RECORDS SHOWN:
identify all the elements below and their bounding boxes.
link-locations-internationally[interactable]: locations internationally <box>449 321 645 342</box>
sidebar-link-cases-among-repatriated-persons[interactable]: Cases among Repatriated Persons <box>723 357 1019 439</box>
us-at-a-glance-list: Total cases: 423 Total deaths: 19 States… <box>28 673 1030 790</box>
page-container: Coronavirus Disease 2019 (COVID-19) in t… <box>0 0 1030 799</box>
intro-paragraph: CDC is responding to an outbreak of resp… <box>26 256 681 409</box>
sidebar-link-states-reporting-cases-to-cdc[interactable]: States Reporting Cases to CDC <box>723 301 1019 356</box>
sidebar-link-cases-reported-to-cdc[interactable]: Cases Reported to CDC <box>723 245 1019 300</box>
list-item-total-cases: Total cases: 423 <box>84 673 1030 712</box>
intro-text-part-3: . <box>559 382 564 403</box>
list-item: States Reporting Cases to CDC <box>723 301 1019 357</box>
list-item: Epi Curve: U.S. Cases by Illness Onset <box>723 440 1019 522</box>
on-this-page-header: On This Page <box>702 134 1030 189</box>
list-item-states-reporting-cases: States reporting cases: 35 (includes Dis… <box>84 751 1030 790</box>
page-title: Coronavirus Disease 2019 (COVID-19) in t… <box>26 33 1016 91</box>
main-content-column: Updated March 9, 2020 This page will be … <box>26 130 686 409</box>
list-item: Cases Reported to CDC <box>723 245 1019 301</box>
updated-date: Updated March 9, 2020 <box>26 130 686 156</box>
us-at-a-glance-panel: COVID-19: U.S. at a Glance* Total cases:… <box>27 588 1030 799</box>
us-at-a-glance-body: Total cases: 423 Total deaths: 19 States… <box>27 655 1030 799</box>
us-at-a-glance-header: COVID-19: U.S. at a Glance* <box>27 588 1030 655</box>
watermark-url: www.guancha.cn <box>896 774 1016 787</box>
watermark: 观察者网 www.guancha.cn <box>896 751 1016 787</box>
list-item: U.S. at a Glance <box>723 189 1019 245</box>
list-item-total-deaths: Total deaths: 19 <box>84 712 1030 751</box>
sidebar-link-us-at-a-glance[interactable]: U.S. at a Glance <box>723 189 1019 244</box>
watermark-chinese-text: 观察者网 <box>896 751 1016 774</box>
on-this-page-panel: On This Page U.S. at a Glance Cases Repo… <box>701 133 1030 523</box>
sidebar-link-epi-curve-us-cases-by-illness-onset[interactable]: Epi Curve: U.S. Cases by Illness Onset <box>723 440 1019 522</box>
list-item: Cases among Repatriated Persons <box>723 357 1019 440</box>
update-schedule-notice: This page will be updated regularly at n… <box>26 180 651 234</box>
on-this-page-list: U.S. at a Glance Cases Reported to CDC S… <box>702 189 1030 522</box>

EXERCISE DESCRIPTION: For each entry above, write out an exact copy.

OUTPUT FOR THIS EXERCISE:
identify all the elements below and their bounding boxes.
link-locations-internationally[interactable]: locations internationally <box>449 321 645 342</box>
sidebar-link-cases-among-repatriated-persons[interactable]: Cases among Repatriated Persons <box>723 357 1019 439</box>
us-at-a-glance-list: Total cases: 423 Total deaths: 19 States… <box>28 673 1030 790</box>
page-container: Coronavirus Disease 2019 (COVID-19) in t… <box>0 0 1030 799</box>
intro-paragraph: CDC is responding to an outbreak of resp… <box>26 256 681 409</box>
sidebar-link-states-reporting-cases-to-cdc[interactable]: States Reporting Cases to CDC <box>723 301 1019 356</box>
sidebar-link-cases-reported-to-cdc[interactable]: Cases Reported to CDC <box>723 245 1019 300</box>
list-item-total-cases: Total cases: 423 <box>84 673 1030 712</box>
intro-text-part-3: . <box>559 382 564 403</box>
list-item: States Reporting Cases to CDC <box>723 301 1019 357</box>
list-item: Epi Curve: U.S. Cases by Illness Onset <box>723 440 1019 522</box>
on-this-page-header: On This Page <box>702 134 1030 189</box>
list-item-states-reporting-cases: States reporting cases: 35 (includes Dis… <box>84 751 1030 790</box>
page-title: Coronavirus Disease 2019 (COVID-19) in t… <box>26 33 1016 91</box>
main-content-column: Updated March 9, 2020 This page will be … <box>26 130 686 409</box>
list-item: Cases Reported to CDC <box>723 245 1019 301</box>
updated-date: Updated March 9, 2020 <box>26 130 686 156</box>
us-at-a-glance-panel: COVID-19: U.S. at a Glance* Total cases:… <box>27 588 1030 799</box>
us-at-a-glance-body: Total cases: 423 Total deaths: 19 States… <box>27 655 1030 799</box>
us-at-a-glance-header: COVID-19: U.S. at a Glance* <box>27 588 1030 655</box>
watermark-url: www.guancha.cn <box>896 774 1016 787</box>
watermark: 观察者网 www.guancha.cn <box>896 751 1016 787</box>
list-item: U.S. at a Glance <box>723 189 1019 245</box>
list-item-total-deaths: Total deaths: 19 <box>84 712 1030 751</box>
sidebar-link-us-at-a-glance[interactable]: U.S. at a Glance <box>723 189 1019 244</box>
watermark-chinese-text: 观察者网 <box>896 751 1016 774</box>
on-this-page-panel: On This Page U.S. at a Glance Cases Repo… <box>701 133 1030 523</box>
sidebar-link-epi-curve-us-cases-by-illness-onset[interactable]: Epi Curve: U.S. Cases by Illness Onset <box>723 440 1019 522</box>
list-item: Cases among Repatriated Persons <box>723 357 1019 440</box>
update-schedule-notice: This page will be updated regularly at n… <box>26 180 651 234</box>
on-this-page-list: U.S. at a Glance Cases Reported to CDC S… <box>702 189 1030 522</box>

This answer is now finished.